■ **TASK DETAILS**:
Each entry has to be copied exactly, with nothing missed.

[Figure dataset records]

- - -

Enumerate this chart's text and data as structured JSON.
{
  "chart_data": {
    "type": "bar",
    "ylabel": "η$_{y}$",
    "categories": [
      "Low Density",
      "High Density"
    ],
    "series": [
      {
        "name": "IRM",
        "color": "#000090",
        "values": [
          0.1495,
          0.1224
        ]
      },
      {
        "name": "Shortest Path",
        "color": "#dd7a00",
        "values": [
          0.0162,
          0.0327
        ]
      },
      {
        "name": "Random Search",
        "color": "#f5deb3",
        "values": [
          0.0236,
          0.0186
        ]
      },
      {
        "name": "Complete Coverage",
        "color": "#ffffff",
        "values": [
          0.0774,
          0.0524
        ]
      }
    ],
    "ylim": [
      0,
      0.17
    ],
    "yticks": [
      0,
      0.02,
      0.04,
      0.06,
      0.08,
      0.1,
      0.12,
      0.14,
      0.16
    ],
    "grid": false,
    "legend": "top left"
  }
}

- - -

■ **THE COMPLETED TASK**:
Enumerate this chart's text and data as structured JSON.
{
  "chart_data": {
    "type": "bar",
    "ylabel": "η$_{y}$",
    "categories": [
      "Low Density",
      "High Density"
    ],
    "series": [
      {
        "name": "IRM",
        "color": "#000090",
        "values": [
          0.1495,
          0.1224
        ]
      },
      {
        "name": "Shortest Path",
        "color": "#dd7a00",
        "values": [
          0.0162,
          0.0327
        ]
      },
      {
        "name": "Random Search",
        "color": "#f5deb3",
        "values": [
          0.0236,
          0.0186
        ]
      },
      {
        "name": "Complete Coverage",
        "color": "#ffffff",
        "values": [
          0.0774,
          0.0524
        ]
      }
    ],
    "ylim": [
      0,
      0.17
    ],
    "yticks": [
      0,
      0.02,
      0.04,
      0.06,
      0.08,
      0.1,
      0.12,
      0.14,
      0.16
    ],
    "grid": false,
    "legend": "top left"
  }
}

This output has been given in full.